*Problem description*:
Copy each line below in which the word "data" occurs.

--- begin ---

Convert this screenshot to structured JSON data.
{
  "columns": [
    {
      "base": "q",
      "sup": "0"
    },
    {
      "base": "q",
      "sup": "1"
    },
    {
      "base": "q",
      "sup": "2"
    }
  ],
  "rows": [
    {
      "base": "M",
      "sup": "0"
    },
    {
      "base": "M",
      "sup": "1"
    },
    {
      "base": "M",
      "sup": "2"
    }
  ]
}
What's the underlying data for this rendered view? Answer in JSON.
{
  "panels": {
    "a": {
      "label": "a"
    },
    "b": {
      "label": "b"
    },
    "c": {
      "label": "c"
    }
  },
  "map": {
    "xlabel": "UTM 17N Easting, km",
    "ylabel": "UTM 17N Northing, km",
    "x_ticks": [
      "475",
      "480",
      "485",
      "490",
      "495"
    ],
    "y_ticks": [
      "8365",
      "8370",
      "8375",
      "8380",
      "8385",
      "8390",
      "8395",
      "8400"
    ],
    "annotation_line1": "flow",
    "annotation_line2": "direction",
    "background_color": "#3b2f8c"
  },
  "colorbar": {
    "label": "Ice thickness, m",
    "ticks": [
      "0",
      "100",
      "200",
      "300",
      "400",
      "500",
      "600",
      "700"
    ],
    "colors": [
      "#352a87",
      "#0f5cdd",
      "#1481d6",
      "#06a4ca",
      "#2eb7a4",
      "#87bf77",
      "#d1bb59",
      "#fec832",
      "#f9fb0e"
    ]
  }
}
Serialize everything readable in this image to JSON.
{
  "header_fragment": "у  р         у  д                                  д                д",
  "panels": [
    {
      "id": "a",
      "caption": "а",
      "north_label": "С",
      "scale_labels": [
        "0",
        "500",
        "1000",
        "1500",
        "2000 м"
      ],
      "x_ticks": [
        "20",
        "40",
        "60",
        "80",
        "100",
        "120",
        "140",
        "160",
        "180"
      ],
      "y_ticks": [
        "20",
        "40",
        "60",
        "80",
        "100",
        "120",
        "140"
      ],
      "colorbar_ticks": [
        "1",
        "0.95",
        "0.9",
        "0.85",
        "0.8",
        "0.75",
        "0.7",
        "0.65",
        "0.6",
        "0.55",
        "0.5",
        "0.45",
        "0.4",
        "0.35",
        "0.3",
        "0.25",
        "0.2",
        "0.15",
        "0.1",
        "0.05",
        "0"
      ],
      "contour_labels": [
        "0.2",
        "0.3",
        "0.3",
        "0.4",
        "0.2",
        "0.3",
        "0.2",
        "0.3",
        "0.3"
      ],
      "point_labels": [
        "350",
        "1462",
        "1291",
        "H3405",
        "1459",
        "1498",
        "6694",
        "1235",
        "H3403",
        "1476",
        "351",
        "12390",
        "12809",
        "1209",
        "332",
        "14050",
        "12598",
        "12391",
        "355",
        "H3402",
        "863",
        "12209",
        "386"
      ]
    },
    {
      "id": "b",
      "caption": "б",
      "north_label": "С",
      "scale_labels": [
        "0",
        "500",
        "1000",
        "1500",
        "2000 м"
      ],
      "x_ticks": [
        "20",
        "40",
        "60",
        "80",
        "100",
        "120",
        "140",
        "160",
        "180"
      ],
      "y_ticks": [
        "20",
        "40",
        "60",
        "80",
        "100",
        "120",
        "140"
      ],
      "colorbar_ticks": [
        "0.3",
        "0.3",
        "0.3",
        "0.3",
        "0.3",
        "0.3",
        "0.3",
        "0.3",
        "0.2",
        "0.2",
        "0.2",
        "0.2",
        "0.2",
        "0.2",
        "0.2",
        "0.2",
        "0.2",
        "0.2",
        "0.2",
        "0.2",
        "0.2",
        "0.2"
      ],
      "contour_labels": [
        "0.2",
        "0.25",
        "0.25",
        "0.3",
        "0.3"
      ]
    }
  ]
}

--- end ---

*Written response*:
Convert this screenshot to structured JSON data.
What's the underlying data for this rendered view? Answer in JSON.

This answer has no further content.